EXERCISE PROMPT:
Set down every record once more, exactly as given.
__________
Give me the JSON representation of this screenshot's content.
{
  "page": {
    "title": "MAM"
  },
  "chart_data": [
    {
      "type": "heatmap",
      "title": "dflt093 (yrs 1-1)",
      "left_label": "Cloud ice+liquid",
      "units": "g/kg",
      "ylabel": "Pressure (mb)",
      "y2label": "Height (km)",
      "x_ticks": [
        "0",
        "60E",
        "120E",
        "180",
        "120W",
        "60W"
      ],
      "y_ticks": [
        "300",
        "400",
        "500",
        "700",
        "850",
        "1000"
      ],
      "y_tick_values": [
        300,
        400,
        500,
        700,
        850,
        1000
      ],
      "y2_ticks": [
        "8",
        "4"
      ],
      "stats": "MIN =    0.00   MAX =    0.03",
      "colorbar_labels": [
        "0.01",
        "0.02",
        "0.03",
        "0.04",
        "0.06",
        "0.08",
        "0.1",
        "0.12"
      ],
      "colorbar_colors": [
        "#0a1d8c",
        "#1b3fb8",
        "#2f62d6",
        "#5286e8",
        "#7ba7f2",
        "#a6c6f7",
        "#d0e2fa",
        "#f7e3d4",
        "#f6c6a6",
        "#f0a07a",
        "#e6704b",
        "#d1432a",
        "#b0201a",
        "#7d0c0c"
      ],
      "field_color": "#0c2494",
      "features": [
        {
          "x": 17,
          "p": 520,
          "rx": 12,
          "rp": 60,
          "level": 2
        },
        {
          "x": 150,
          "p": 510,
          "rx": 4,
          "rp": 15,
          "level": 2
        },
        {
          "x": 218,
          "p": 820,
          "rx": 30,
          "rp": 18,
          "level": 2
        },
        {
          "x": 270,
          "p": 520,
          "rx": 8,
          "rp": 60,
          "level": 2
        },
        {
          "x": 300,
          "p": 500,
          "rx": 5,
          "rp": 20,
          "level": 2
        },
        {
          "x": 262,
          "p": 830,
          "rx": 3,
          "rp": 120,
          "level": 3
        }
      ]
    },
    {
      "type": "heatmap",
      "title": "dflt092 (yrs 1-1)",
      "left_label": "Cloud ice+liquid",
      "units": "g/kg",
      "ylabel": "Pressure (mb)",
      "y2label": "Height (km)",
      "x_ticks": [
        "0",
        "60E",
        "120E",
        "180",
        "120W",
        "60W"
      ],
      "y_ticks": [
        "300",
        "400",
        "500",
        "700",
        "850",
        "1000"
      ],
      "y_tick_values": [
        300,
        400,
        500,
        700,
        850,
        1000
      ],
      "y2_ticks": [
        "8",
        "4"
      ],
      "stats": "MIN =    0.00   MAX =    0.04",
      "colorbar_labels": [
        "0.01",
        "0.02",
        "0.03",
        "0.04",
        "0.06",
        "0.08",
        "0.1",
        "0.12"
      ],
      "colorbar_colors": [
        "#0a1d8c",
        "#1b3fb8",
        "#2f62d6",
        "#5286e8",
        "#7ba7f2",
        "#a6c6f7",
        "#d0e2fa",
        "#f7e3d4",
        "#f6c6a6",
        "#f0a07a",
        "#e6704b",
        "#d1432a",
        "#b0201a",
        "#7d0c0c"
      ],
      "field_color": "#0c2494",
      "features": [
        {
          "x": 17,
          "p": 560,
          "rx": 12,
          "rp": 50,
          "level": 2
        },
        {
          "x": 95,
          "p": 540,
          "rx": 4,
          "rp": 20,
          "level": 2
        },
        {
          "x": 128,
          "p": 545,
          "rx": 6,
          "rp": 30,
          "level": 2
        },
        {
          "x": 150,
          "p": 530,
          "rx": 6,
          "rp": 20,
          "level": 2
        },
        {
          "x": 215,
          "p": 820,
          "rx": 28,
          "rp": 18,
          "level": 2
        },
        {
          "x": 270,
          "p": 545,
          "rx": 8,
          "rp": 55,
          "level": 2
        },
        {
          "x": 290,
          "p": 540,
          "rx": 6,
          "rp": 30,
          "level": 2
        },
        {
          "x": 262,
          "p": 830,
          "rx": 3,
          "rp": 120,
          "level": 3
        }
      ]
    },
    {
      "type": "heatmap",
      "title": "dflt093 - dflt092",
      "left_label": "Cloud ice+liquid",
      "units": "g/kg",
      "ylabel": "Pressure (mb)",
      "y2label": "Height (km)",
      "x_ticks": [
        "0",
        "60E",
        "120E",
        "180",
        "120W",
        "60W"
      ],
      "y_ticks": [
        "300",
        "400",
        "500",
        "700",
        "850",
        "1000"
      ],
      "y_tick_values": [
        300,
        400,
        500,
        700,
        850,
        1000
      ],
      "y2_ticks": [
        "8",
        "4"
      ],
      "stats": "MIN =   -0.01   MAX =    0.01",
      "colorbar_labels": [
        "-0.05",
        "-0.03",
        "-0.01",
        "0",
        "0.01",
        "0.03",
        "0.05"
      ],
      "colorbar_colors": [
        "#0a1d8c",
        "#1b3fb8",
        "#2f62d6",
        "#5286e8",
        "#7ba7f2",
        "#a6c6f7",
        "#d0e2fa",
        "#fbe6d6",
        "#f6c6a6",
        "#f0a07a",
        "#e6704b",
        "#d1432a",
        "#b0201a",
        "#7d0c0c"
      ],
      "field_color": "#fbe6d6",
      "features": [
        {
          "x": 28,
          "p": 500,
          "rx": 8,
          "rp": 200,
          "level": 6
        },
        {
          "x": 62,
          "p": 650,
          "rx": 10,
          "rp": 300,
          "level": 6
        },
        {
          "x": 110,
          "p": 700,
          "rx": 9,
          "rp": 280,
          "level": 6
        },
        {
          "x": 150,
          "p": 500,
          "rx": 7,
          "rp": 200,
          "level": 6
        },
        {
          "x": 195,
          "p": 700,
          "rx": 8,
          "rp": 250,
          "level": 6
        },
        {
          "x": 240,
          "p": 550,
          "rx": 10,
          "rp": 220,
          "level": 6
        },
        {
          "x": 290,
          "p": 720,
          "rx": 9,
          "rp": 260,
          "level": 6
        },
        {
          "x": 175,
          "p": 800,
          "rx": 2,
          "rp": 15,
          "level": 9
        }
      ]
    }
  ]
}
__________
IN RESPONSE:
Give me the JSON representation of this screenshot's content.
{
  "page": {
    "title": "MAM"
  },
  "chart_data": [
    {
      "type": "heatmap",
      "title": "dflt093 (yrs 1-1)",
      "left_label": "Cloud ice+liquid",
      "units": "g/kg",
      "ylabel": "Pressure (mb)",
      "y2label": "Height (km)",
      "x_ticks": [
        "0",
        "60E",
        "120E",
        "180",
        "120W",
        "60W"
      ],
      "y_ticks": [
        "300",
        "400",
        "500",
        "700",
        "850",
        "1000"
      ],
      "y_tick_values": [
        300,
        400,
        500,
        700,
        850,
        1000
      ],
      "y2_ticks": [
        "8",
        "4"
      ],
      "stats": "MIN =    0.00   MAX =    0.03",
      "colorbar_labels": [
        "0.01",
        "0.02",
        "0.03",
        "0.04",
        "0.06",
        "0.08",
        "0.1",
        "0.12"
      ],
      "colorbar_colors": [
        "#0a1d8c",
        "#1b3fb8",
        "#2f62d6",
        "#5286e8",
        "#7ba7f2",
        "#a6c6f7",
        "#d0e2fa",
        "#f7e3d4",
        "#f6c6a6",
        "#f0a07a",
        "#e6704b",
        "#d1432a",
        "#b0201a",
        "#7d0c0c"
      ],
      "field_color": "#0c2494",
      "features": [
        {
          "x": 17,
          "p": 520,
          "rx": 12,
          "rp": 60,
          "level": 2
        },
        {
          "x": 150,
          "p": 510,
          "rx": 4,
          "rp": 15,
          "level": 2
        },
        {
          "x": 218,
          "p": 820,
          "rx": 30,
          "rp": 18,
          "level": 2
        },
        {
          "x": 270,
          "p": 520,
          "rx": 8,
          "rp": 60,
          "level": 2
        },
        {
          "x": 300,
          "p": 500,
          "rx": 5,
          "rp": 20,
          "level": 2
        },
        {
          "x": 262,
          "p": 830,
          "rx": 3,
          "rp": 120,
          "level": 3
        }
      ]
    },
    {
      "type": "heatmap",
      "title": "dflt092 (yrs 1-1)",
      "left_label": "Cloud ice+liquid",
      "units": "g/kg",
      "ylabel": "Pressure (mb)",
      "y2label": "Height (km)",
      "x_ticks": [
        "0",
        "60E",
        "120E",
        "180",
        "120W",
        "60W"
      ],
      "y_ticks": [
        "300",
        "400",
        "500",
        "700",
        "850",
        "1000"
      ],
      "y_tick_values": [
        300,
        400,
        500,
        700,
        850,
        1000
      ],
      "y2_ticks": [
        "8",
        "4"
      ],
      "stats": "MIN =    0.00   MAX =    0.04",
      "colorbar_labels": [
        "0.01",
        "0.02",
        "0.03",
        "0.04",
        "0.06",
        "0.08",
        "0.1",
        "0.12"
      ],
      "colorbar_colors": [
        "#0a1d8c",
        "#1b3fb8",
        "#2f62d6",
        "#5286e8",
        "#7ba7f2",
        "#a6c6f7",
        "#d0e2fa",
        "#f7e3d4",
        "#f6c6a6",
        "#f0a07a",
        "#e6704b",
        "#d1432a",
        "#b0201a",
        "#7d0c0c"
      ],
      "field_color": "#0c2494",
      "features": [
        {
          "x": 17,
          "p": 560,
          "rx": 12,
          "rp": 50,
          "level": 2
        },
        {
          "x": 95,
          "p": 540,
          "rx": 4,
          "rp": 20,
          "level": 2
        },
        {
          "x": 128,
          "p": 545,
          "rx": 6,
          "rp": 30,
          "level": 2
        },
        {
          "x": 150,
          "p": 530,
          "rx": 6,
          "rp": 20,
          "level": 2
        },
        {
          "x": 215,
          "p": 820,
          "rx": 28,
          "rp": 18,
          "level": 2
        },
        {
          "x": 270,
          "p": 545,
          "rx": 8,
          "rp": 55,
          "level": 2
        },
        {
          "x": 290,
          "p": 540,
          "rx": 6,
          "rp": 30,
          "level": 2
        },
        {
          "x": 262,
          "p": 830,
          "rx": 3,
          "rp": 120,
          "level": 3
        }
      ]
    },
    {
      "type": "heatmap",
      "title": "dflt093 - dflt092",
      "left_label": "Cloud ice+liquid",
      "units": "g/kg",
      "ylabel": "Pressure (mb)",
      "y2label": "Height (km)",
      "x_ticks": [
        "0",
        "60E",
        "120E",
        "180",
        "120W",
        "60W"
      ],
      "y_ticks": [
        "300",
        "400",
        "500",
        "700",
        "850",
        "1000"
      ],
      "y_tick_values": [
        300,
        400,
        500,
        700,
        850,
        1000
      ],
      "y2_ticks": [
        "8",
        "4"
      ],
      "stats": "MIN =   -0.01   MAX =    0.01",
      "colorbar_labels": [
        "-0.05",
        "-0.03",
        "-0.01",
        "0",
        "0.01",
        "0.03",
        "0.05"
      ],
      "colorbar_colors": [
        "#0a1d8c",
        "#1b3fb8",
        "#2f62d6",
        "#5286e8",
        "#7ba7f2",
        "#a6c6f7",
        "#d0e2fa",
        "#fbe6d6",
        "#f6c6a6",
        "#f0a07a",
        "#e6704b",
        "#d1432a",
        "#b0201a",
        "#7d0c0c"
      ],
      "field_color": "#fbe6d6",
      "features": [
        {
          "x": 28,
          "p": 500,
          "rx": 8,
          "rp": 200,
          "level": 6
        },
        {
          "x": 62,
          "p": 650,
          "rx": 10,
          "rp": 300,
          "level": 6
        },
        {
          "x": 110,
          "p": 700,
          "rx": 9,
          "rp": 280,
          "level": 6
        },
        {
          "x": 150,
          "p": 500,
          "rx": 7,
          "rp": 200,
          "level": 6
        },
        {
          "x": 195,
          "p": 700,
          "rx": 8,
          "rp": 250,
          "level": 6
        },
        {
          "x": 240,
          "p": 550,
          "rx": 10,
          "rp": 220,
          "level": 6
        },
        {
          "x": 290,
          "p": 720,
          "rx": 9,
          "rp": 260,
          "level": 6
        },
        {
          "x": 175,
          "p": 800,
          "rx": 2,
          "rp": 15,
          "level": 9
        }
      ]
    }
  ]
}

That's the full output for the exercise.